» **DOCUMENT PASSAGE**
■ ■ ■ ■

And this is my small comment on Braid in the Wall Street Journal: Indie video games are like punk rock, short, low production costs, wrestling our art from the claws of big corporations.

And we really should be wearing “I hate World of Warcraft” t-shirts.

10 thoughts on “Indie Games (like Braid) are Punk Rock”

  1. Suda51, of Killer 7 and No More Heroes Fame, also says he makes “punk games”. Even though I may not consider him independent (Capcom is his publisher), he certainly has an idea of what the term means to him:

    “All of this effort is so [Suda51] can create something appealing yet original, which brought him to the final Grasshopper slogan: ‘Let’s punk’. “What I mean by ‘punk’ is to destroy existing ideas and create something new, original.” And creating ‘punk’ games, Suda says, is always a fight.” http://www.gamasutra.com/php-bin/news_index.php?story=13578

    This is a different way of thinking about “punk”, though I think it also applies to Braid. The Japanese have a funny concept of the term too (see http://www.youtube.com/watch?v=j9rrVZIlpJA)

  2. Right, Indie games are way more interesting (and creative) than most of so called AAA titles ;) !

■ ■ ■ ■

» **DATASET EXCERPT**
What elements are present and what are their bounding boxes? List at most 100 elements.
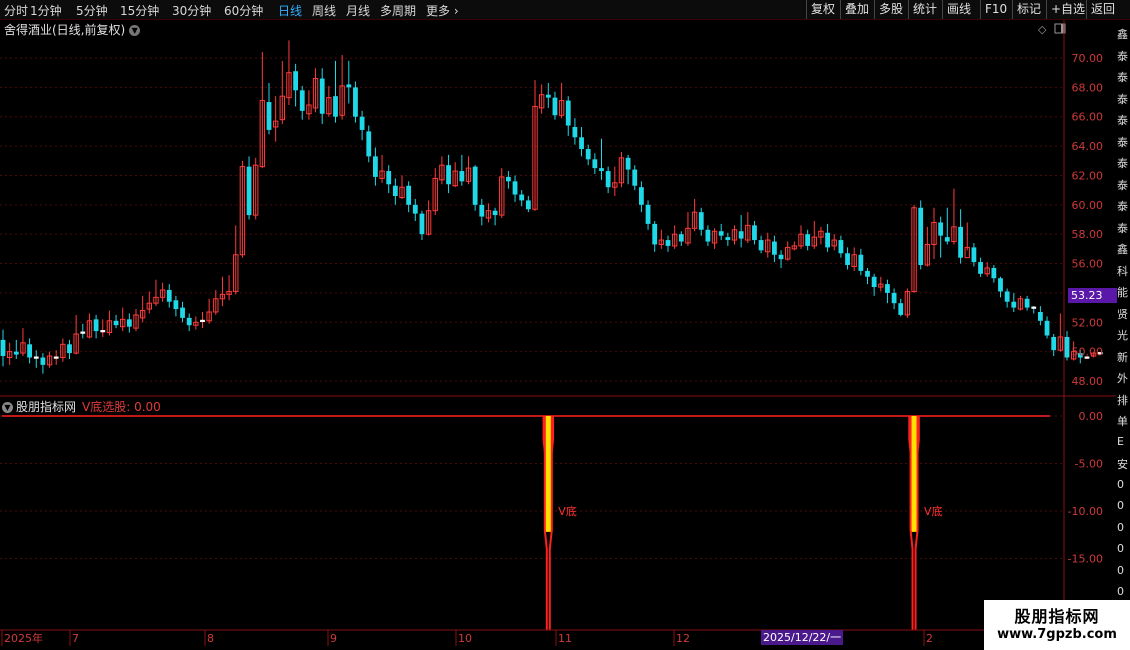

■ ■ ■ ■

» **DIRECTIVE A**
List every video game title mentioned by name in the indie games post.
» **DIRECTIVE B**
According to the indie games post, why might the first commenter not consider Suda51 an independent game maker?
The data has no connection to the indie games post.

» **PROBLEM SOLUTION A**
Braid, World of Warcraft, Killer 7, No More Heroes

» **PROBLEM SOLUTION B**
The commenter points out that Capcom is Suda51's publisher. For that reason, the commenter may not consider him independent, even though he says he makes "punk games."